start Provided material

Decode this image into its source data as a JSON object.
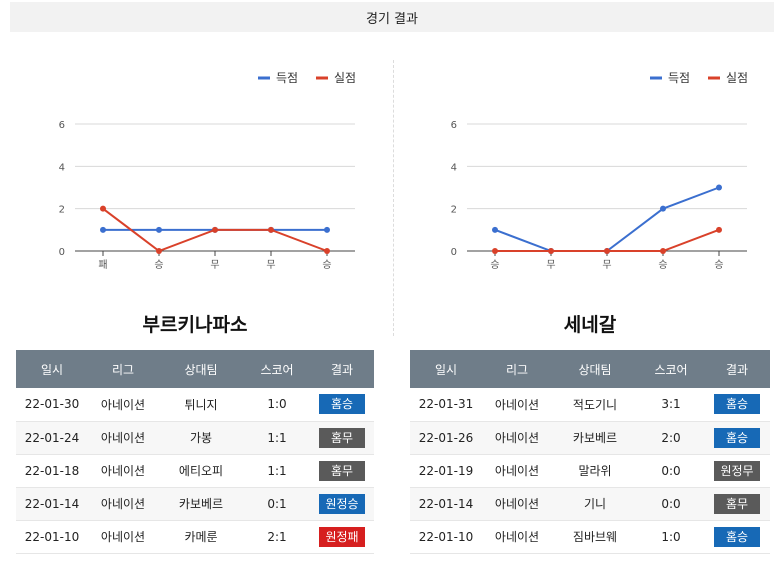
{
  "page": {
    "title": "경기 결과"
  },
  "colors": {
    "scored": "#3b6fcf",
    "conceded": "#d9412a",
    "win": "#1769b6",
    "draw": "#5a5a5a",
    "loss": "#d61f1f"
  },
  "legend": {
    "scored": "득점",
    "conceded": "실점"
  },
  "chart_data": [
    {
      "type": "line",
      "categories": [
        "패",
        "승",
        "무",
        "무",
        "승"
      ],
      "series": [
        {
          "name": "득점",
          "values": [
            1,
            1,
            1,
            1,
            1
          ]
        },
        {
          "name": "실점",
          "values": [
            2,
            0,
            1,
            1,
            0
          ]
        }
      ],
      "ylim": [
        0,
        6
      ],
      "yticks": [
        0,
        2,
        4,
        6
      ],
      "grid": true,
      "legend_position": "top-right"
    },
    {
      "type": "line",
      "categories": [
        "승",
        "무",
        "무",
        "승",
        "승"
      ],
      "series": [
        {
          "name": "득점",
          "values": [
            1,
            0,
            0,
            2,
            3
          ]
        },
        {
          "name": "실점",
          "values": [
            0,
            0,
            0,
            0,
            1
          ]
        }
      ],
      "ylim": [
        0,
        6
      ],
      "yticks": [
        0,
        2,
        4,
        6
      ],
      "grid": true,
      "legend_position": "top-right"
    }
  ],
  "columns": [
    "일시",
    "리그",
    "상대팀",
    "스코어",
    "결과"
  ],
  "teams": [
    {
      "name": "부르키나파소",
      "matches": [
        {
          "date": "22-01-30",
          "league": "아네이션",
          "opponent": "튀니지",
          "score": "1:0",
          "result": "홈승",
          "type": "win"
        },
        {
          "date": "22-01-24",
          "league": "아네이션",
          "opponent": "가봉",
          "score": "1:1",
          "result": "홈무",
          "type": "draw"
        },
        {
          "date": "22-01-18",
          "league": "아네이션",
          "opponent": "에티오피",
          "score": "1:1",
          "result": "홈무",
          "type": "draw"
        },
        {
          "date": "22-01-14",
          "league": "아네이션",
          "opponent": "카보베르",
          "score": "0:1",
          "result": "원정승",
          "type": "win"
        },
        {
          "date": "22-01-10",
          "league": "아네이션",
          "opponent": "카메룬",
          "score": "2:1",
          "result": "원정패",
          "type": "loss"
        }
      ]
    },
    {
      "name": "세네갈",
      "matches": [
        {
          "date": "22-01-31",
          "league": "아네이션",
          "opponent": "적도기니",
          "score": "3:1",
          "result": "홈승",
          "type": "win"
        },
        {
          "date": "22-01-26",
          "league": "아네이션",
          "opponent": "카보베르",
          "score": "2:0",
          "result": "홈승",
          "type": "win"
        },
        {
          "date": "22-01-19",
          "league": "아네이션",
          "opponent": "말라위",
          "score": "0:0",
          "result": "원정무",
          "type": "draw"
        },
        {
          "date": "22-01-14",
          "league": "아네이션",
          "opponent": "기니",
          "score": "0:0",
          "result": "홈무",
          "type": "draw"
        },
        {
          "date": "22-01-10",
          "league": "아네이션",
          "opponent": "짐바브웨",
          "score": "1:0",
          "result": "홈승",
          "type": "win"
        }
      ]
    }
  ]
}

end Provided material

▶ **Task to carry out**: Above are records to transcribe exactly; leave their pictures out.

▶ **Written reply**:
Decode this image into its source data as a JSON object.
{
  "page": {
    "title": "경기 결과"
  },
  "colors": {
    "scored": "#3b6fcf",
    "conceded": "#d9412a",
    "win": "#1769b6",
    "draw": "#5a5a5a",
    "loss": "#d61f1f"
  },
  "legend": {
    "scored": "득점",
    "conceded": "실점"
  },
  "chart_data": [
    {
      "type": "line",
      "categories": [
        "패",
        "승",
        "무",
        "무",
        "승"
      ],
      "series": [
        {
          "name": "득점",
          "values": [
            1,
            1,
            1,
            1,
            1
          ]
        },
        {
          "name": "실점",
          "values": [
            2,
            0,
            1,
            1,
            0
          ]
        }
      ],
      "ylim": [
        0,
        6
      ],
      "yticks": [
        0,
        2,
        4,
        6
      ],
      "grid": true,
      "legend_position": "top-right"
    },
    {
      "type": "line",
      "categories": [
        "승",
        "무",
        "무",
        "승",
        "승"
      ],
      "series": [
        {
          "name": "득점",
          "values": [
            1,
            0,
            0,
            2,
            3
          ]
        },
        {
          "name": "실점",
          "values": [
            0,
            0,
            0,
            0,
            1
          ]
        }
      ],
      "ylim": [
        0,
        6
      ],
      "yticks": [
        0,
        2,
        4,
        6
      ],
      "grid": true,
      "legend_position": "top-right"
    }
  ],
  "columns": [
    "일시",
    "리그",
    "상대팀",
    "스코어",
    "결과"
  ],
  "teams": [
    {
      "name": "부르키나파소",
      "matches": [
        {
          "date": "22-01-30",
          "league": "아네이션",
          "opponent": "튀니지",
          "score": "1:0",
          "result": "홈승",
          "type": "win"
        },
        {
          "date": "22-01-24",
          "league": "아네이션",
          "opponent": "가봉",
          "score": "1:1",
          "result": "홈무",
          "type": "draw"
        },
        {
          "date": "22-01-18",
          "league": "아네이션",
          "opponent": "에티오피",
          "score": "1:1",
          "result": "홈무",
          "type": "draw"
        },
        {
          "date": "22-01-14",
          "league": "아네이션",
          "opponent": "카보베르",
          "score": "0:1",
          "result": "원정승",
          "type": "win"
        },
        {
          "date": "22-01-10",
          "league": "아네이션",
          "opponent": "카메룬",
          "score": "2:1",
          "result": "원정패",
          "type": "loss"
        }
      ]
    },
    {
      "name": "세네갈",
      "matches": [
        {
          "date": "22-01-31",
          "league": "아네이션",
          "opponent": "적도기니",
          "score": "3:1",
          "result": "홈승",
          "type": "win"
        },
        {
          "date": "22-01-26",
          "league": "아네이션",
          "opponent": "카보베르",
          "score": "2:0",
          "result": "홈승",
          "type": "win"
        },
        {
          "date": "22-01-19",
          "league": "아네이션",
          "opponent": "말라위",
          "score": "0:0",
          "result": "원정무",
          "type": "draw"
        },
        {
          "date": "22-01-14",
          "league": "아네이션",
          "opponent": "기니",
          "score": "0:0",
          "result": "홈무",
          "type": "draw"
        },
        {
          "date": "22-01-10",
          "league": "아네이션",
          "opponent": "짐바브웨",
          "score": "1:0",
          "result": "홈승",
          "type": "win"
        }
      ]
    }
  ]
}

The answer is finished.